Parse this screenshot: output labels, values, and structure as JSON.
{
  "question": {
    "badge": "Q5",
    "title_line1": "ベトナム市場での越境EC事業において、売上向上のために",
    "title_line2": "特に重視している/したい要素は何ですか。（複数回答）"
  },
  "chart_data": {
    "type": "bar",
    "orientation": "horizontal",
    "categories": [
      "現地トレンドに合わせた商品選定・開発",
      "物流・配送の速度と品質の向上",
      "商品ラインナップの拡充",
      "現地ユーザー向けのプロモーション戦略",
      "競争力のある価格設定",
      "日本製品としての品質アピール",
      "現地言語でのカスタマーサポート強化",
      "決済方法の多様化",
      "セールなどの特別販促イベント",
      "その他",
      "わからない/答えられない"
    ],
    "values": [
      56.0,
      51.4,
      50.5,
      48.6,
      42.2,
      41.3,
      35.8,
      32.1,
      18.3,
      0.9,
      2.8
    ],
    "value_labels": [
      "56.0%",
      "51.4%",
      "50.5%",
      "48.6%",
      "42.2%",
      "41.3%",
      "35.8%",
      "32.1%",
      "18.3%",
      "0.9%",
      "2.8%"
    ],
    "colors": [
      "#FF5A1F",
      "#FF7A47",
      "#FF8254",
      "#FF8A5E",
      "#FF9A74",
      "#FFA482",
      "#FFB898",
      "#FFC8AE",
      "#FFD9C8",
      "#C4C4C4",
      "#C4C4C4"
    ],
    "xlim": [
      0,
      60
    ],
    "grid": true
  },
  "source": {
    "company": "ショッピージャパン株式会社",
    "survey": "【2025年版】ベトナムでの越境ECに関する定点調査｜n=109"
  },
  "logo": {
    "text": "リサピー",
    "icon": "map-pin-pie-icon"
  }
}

____________

**Your goal:** Return every line of the preceding records in which the word "values" appears.

**Answer to this task:**
Parse this screenshot: output labels, values, and structure as JSON.
    "values": [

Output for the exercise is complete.